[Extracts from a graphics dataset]
--- Start ---
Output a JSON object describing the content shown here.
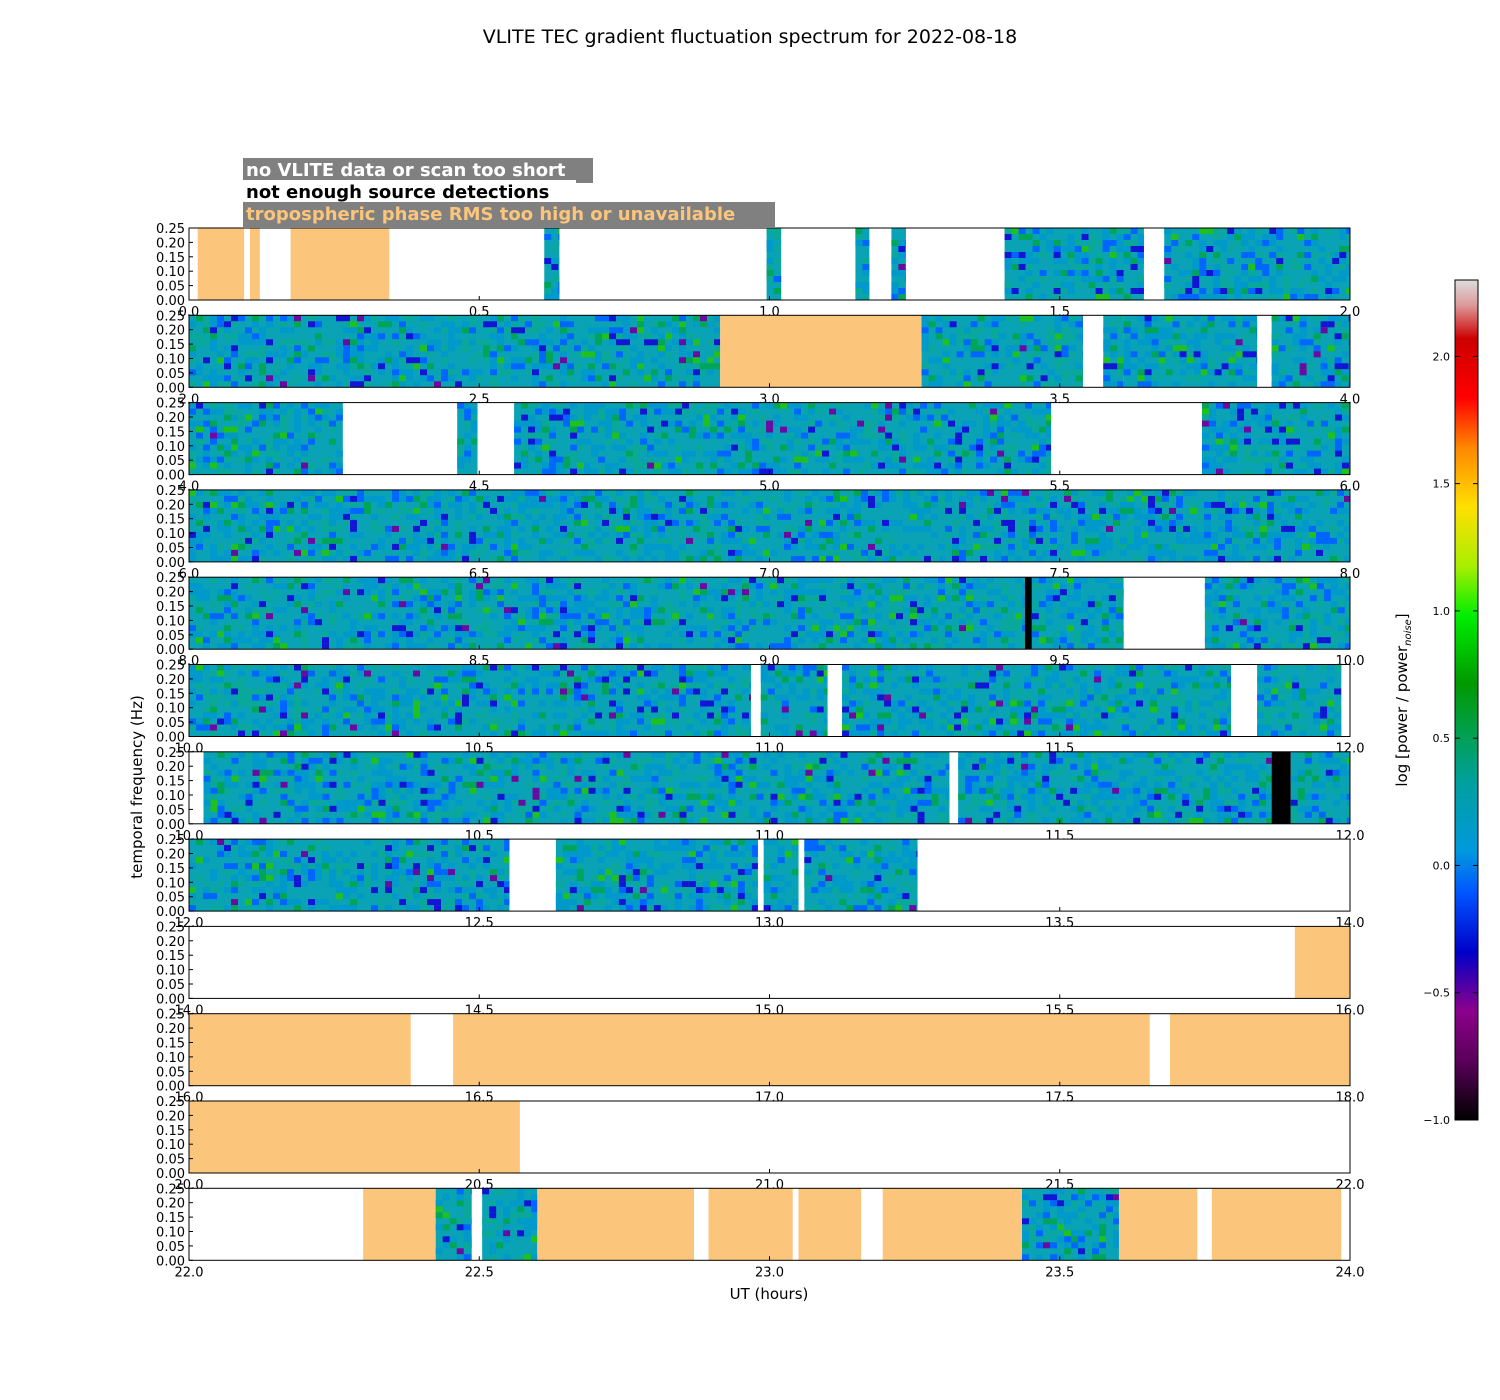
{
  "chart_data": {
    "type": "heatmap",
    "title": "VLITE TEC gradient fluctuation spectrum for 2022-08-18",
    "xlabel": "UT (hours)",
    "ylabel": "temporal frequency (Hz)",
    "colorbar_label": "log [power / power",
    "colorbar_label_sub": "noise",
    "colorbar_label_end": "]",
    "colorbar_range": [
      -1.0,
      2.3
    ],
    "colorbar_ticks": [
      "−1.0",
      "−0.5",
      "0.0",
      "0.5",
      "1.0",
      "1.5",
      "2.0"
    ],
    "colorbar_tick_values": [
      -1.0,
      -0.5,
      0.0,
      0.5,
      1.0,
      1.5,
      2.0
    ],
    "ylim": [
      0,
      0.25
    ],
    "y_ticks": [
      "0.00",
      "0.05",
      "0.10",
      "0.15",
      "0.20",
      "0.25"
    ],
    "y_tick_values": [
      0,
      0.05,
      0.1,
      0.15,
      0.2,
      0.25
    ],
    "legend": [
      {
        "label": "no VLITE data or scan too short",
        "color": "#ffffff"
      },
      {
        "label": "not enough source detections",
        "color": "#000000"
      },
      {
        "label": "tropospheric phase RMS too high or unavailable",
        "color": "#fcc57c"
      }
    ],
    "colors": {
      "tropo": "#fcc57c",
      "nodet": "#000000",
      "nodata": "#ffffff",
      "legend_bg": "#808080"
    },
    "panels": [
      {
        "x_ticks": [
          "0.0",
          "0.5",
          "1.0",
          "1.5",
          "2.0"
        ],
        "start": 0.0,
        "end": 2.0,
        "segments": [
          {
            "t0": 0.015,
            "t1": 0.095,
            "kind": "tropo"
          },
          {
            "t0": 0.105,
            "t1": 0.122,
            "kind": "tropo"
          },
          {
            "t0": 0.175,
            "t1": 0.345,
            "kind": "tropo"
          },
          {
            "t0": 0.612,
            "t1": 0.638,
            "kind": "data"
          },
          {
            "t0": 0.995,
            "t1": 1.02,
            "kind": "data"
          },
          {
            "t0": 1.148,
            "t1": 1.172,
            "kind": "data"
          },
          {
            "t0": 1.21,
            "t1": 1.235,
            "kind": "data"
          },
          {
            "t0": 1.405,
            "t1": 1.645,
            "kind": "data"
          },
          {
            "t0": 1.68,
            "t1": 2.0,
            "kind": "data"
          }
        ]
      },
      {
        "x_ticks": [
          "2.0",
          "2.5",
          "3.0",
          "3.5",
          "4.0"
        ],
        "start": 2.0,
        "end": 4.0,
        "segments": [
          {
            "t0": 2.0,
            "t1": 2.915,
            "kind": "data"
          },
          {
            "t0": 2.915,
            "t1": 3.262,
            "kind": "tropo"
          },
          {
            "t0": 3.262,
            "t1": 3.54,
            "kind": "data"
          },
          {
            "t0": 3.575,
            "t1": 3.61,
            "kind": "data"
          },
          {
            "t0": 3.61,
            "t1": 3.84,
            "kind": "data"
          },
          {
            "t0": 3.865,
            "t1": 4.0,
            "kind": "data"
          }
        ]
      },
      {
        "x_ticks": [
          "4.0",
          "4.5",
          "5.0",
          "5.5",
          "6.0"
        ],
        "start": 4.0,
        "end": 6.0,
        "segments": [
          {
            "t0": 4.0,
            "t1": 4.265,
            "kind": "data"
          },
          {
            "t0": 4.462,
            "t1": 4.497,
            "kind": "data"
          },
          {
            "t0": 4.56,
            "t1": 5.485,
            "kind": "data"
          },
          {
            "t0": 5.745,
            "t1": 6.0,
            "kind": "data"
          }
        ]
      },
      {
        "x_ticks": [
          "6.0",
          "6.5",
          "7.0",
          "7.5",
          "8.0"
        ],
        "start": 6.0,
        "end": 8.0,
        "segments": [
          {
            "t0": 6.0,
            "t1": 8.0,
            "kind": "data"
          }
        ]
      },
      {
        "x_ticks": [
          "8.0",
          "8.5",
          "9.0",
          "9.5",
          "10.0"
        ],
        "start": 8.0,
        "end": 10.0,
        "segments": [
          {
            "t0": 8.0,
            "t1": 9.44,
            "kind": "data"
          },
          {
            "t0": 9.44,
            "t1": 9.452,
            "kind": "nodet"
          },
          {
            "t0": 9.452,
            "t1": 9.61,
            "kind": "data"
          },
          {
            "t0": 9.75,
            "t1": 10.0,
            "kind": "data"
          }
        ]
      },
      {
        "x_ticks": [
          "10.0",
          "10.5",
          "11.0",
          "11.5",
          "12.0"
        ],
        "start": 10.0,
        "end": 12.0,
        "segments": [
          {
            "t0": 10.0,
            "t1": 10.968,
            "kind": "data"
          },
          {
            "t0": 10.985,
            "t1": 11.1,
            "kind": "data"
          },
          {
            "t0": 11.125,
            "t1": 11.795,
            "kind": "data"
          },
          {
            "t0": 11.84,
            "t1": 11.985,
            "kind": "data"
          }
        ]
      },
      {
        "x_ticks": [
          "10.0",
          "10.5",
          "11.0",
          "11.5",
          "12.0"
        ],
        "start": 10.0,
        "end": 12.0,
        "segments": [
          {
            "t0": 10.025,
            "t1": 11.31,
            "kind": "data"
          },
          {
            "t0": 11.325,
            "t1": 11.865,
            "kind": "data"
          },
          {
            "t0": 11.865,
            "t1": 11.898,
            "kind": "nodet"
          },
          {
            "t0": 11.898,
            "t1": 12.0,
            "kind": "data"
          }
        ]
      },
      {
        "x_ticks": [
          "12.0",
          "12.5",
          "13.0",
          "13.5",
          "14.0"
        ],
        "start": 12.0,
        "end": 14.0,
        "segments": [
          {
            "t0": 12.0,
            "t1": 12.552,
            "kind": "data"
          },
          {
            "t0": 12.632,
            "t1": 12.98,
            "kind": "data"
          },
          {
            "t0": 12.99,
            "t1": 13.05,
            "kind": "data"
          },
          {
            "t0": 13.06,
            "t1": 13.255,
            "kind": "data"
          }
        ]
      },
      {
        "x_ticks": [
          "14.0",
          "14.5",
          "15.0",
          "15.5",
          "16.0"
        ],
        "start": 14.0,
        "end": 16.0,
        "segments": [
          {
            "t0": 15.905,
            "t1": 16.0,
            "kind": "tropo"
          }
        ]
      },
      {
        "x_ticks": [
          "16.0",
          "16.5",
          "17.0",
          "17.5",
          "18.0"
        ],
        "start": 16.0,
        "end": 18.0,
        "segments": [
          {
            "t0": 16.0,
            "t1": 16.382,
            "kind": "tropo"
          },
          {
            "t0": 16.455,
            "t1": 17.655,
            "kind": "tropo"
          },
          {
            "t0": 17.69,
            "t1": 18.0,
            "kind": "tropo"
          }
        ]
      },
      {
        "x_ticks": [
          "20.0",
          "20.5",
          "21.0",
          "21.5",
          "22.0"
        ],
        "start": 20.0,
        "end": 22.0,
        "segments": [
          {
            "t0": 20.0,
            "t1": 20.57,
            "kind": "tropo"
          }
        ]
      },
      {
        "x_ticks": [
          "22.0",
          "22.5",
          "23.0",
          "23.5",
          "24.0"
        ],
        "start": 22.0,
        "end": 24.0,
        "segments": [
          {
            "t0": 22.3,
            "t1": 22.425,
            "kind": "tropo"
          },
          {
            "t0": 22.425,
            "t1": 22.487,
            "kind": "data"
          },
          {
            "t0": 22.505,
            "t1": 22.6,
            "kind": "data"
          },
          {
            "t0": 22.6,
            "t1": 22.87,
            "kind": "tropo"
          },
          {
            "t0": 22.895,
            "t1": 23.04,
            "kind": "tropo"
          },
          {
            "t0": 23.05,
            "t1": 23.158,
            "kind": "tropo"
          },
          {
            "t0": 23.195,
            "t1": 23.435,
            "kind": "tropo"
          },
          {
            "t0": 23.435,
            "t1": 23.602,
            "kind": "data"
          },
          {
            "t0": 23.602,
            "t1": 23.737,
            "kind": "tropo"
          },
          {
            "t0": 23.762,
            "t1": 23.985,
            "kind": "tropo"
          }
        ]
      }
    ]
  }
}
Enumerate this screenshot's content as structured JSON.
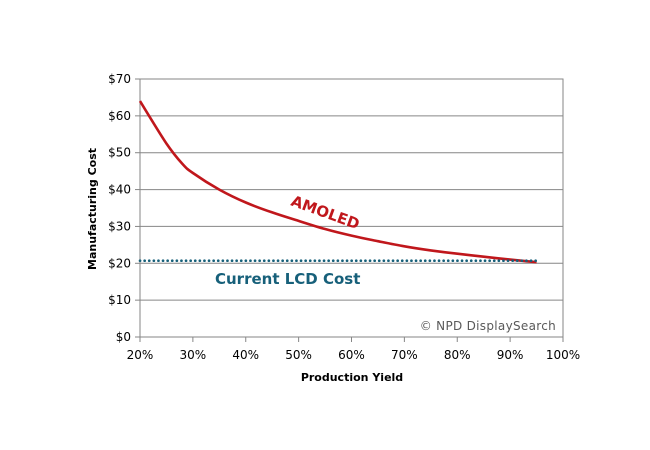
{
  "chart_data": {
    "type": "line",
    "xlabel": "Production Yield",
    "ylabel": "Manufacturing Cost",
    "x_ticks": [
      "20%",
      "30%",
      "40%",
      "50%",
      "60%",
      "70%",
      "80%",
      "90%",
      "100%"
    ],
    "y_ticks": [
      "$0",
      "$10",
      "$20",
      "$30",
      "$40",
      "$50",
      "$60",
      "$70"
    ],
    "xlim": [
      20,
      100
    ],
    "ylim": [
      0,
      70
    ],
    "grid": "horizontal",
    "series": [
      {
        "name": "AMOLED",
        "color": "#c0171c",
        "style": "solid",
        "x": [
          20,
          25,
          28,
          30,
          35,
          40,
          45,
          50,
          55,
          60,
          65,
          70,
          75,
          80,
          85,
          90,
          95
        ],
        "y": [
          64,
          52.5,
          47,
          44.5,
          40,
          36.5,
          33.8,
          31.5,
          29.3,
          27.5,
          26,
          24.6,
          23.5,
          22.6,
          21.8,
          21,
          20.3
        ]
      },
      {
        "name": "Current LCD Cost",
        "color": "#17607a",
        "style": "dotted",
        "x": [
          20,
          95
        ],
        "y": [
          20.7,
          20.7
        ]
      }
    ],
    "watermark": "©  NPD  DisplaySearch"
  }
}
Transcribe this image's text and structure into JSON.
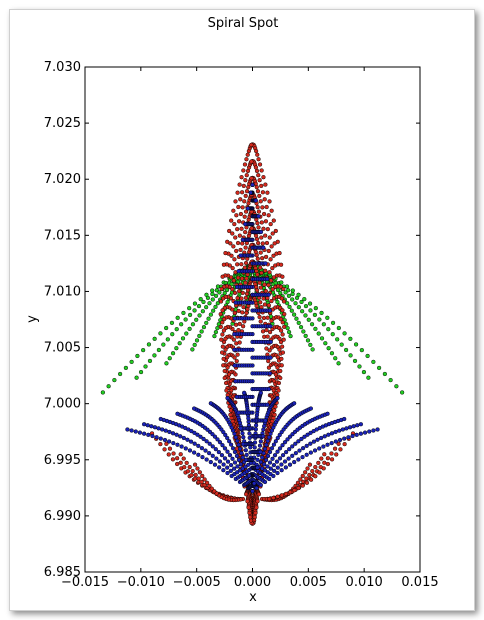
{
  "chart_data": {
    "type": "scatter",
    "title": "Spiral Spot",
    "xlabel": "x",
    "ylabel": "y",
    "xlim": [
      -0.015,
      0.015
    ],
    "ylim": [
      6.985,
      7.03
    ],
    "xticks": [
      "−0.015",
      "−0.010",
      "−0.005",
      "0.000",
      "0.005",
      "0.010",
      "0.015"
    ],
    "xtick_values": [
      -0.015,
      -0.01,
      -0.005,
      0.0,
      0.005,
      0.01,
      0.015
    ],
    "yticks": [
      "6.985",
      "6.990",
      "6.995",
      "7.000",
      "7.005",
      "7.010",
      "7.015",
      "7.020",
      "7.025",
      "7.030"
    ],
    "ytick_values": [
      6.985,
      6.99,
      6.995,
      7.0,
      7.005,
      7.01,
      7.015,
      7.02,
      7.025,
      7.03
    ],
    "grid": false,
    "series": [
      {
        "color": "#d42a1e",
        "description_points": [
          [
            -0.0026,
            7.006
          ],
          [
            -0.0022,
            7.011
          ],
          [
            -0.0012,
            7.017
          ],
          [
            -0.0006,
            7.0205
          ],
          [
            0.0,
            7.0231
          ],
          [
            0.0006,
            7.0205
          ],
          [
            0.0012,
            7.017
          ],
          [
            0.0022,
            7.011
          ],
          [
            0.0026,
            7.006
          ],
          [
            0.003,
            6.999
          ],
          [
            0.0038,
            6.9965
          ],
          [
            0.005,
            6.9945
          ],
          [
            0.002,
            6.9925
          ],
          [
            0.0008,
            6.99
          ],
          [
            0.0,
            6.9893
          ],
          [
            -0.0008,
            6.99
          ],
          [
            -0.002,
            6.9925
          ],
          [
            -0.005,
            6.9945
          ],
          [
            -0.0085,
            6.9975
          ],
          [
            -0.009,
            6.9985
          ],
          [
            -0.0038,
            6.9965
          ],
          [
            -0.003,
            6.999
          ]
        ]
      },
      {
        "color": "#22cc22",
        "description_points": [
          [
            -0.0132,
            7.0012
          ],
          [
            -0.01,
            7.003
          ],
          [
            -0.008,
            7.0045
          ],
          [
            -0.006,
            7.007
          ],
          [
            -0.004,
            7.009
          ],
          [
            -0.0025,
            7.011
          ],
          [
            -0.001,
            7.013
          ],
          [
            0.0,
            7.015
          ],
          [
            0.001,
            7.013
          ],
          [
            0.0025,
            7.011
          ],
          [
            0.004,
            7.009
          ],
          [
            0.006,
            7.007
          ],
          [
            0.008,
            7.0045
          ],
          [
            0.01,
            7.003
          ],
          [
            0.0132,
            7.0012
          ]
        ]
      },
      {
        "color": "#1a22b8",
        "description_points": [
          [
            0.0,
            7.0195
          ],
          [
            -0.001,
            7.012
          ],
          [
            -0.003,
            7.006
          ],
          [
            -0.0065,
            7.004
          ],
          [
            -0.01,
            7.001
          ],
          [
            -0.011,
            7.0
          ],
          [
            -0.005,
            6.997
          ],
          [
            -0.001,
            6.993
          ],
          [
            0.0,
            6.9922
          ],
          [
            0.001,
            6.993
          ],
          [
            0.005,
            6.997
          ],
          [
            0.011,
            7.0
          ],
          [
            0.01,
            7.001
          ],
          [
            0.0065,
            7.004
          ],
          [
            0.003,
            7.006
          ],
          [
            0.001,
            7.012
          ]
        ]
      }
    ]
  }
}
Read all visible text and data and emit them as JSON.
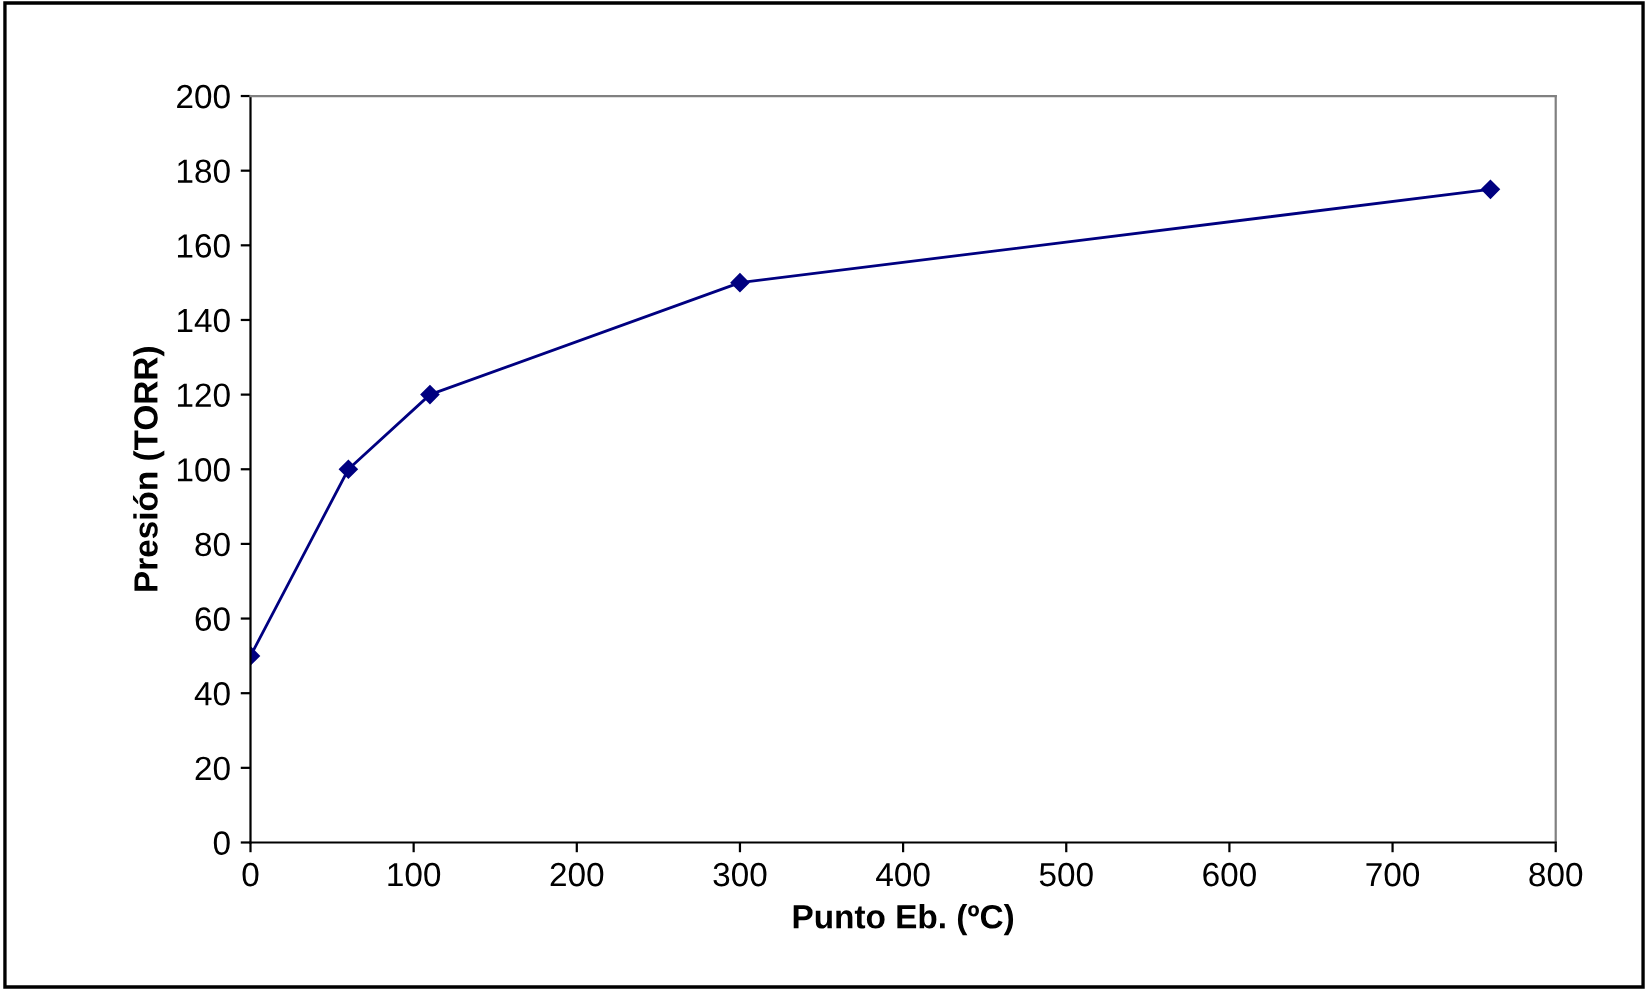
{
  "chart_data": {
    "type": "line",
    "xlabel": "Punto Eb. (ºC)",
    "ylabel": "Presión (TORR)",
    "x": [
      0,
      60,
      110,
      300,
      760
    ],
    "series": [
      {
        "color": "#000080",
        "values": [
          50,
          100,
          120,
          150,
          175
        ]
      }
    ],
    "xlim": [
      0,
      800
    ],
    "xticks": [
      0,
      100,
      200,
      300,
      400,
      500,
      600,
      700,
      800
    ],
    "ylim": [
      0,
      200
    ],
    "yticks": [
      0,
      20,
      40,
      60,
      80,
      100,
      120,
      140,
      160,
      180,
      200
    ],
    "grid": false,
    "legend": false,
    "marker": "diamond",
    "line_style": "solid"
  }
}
--- End ---
__Exercise objective__
Print exactly the lines from the line with "Read all visible" through the end of the data, both ends included, and print no pictures.

__Exercise solution__
Read all visible text and data and emit them as JSON.
{
  "chart_data": {
    "type": "line",
    "xlabel": "Punto Eb. (ºC)",
    "ylabel": "Presión (TORR)",
    "x": [
      0,
      60,
      110,
      300,
      760
    ],
    "series": [
      {
        "color": "#000080",
        "values": [
          50,
          100,
          120,
          150,
          175
        ]
      }
    ],
    "xlim": [
      0,
      800
    ],
    "xticks": [
      0,
      100,
      200,
      300,
      400,
      500,
      600,
      700,
      800
    ],
    "ylim": [
      0,
      200
    ],
    "yticks": [
      0,
      20,
      40,
      60,
      80,
      100,
      120,
      140,
      160,
      180,
      200
    ],
    "grid": false,
    "legend": false,
    "marker": "diamond",
    "line_style": "solid"
  }
}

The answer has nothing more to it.